--- Begin ---

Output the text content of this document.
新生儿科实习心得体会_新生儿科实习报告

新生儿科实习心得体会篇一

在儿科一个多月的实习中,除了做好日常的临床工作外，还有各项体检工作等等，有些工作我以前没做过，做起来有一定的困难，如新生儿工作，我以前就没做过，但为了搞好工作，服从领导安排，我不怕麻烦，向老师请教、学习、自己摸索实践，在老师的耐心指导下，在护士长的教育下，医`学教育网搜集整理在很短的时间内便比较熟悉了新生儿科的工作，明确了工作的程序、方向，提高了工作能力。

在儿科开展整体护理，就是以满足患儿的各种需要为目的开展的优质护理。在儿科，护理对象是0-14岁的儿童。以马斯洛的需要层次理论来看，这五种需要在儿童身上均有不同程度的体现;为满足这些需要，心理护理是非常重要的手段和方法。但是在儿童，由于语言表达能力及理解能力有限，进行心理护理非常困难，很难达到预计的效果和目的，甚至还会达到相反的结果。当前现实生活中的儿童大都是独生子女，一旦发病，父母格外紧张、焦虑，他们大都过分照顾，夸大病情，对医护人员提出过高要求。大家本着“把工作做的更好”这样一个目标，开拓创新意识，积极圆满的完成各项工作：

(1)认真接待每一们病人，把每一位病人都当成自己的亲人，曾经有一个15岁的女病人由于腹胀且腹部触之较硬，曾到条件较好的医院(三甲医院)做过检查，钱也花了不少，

--- End ---

REQUIREMENT:
Show the data once more, exactly as it was written.

FULL ANSWER:
Output the text content of this document.
新生儿科实习心得体会_新生儿科实习报告

新生儿科实习心得体会篇一

在儿科一个多月的实习中,除了做好日常的临床工作外，还有各项体检工作等等，有些工作我以前没做过，做起来有一定的困难，如新生儿工作，我以前就没做过，但为了搞好工作，服从领导安排，我不怕麻烦，向老师请教、学习、自己摸索实践，在老师的耐心指导下，在护士长的教育下，医`学教育网搜集整理在很短的时间内便比较熟悉了新生儿科的工作，明确了工作的程序、方向，提高了工作能力。

在儿科开展整体护理，就是以满足患儿的各种需要为目的开展的优质护理。在儿科，护理对象是0-14岁的儿童。以马斯洛的需要层次理论来看，这五种需要在儿童身上均有不同程度的体现;为满足这些需要，心理护理是非常重要的手段和方法。但是在儿童，由于语言表达能力及理解能力有限，进行心理护理非常困难，很难达到预计的效果和目的，甚至还会达到相反的结果。当前现实生活中的儿童大都是独生子女，一旦发病，父母格外紧张、焦虑，他们大都过分照顾，夸大病情，对医护人员提出过高要求。大家本着“把工作做的更好”这样一个目标，开拓创新意识，积极圆满的完成各项工作：

(1)认真接待每一们病人，把每一位病人都当成自己的亲人，曾经有一个15岁的女病人由于腹胀且腹部触之较硬，曾到条件较好的医院(三甲医院)做过检查，钱也花了不少，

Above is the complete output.